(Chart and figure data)
● ● ● ●

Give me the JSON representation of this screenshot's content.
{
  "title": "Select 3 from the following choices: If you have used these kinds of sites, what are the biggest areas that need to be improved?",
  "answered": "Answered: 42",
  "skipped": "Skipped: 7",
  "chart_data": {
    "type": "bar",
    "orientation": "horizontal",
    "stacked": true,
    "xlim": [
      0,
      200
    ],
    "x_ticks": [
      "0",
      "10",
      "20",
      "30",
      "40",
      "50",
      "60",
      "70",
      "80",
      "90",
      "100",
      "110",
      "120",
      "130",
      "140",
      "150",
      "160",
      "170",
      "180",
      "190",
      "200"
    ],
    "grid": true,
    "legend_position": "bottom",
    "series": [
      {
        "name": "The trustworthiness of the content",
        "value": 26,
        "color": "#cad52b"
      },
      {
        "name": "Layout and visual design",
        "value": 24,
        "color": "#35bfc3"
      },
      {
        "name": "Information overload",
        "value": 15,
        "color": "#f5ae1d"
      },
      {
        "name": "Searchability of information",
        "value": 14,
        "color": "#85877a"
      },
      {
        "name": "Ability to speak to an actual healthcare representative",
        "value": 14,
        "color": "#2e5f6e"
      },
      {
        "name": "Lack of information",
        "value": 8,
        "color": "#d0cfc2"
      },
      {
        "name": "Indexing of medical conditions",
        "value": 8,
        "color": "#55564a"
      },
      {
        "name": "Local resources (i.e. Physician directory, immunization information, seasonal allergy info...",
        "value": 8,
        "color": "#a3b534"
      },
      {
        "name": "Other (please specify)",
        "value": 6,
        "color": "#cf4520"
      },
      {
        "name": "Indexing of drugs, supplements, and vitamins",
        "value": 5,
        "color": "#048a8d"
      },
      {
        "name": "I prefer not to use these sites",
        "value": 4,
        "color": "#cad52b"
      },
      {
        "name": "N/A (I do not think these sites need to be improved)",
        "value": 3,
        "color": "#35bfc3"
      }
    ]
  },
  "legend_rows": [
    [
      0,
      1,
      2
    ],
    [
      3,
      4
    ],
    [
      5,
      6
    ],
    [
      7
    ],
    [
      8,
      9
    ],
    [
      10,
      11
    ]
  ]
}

● ● ● ●

> _TASK TO CARRY OUT_: Return each line that includes "sites".

> _TASK RESULT_:
  "title": "Select 3 from the following choices: If you have used these kinds of sites, what are the biggest areas that need to be improved?",
        "name": "I prefer not to use these sites",
        "name": "N/A (I do not think these sites need to be improved)",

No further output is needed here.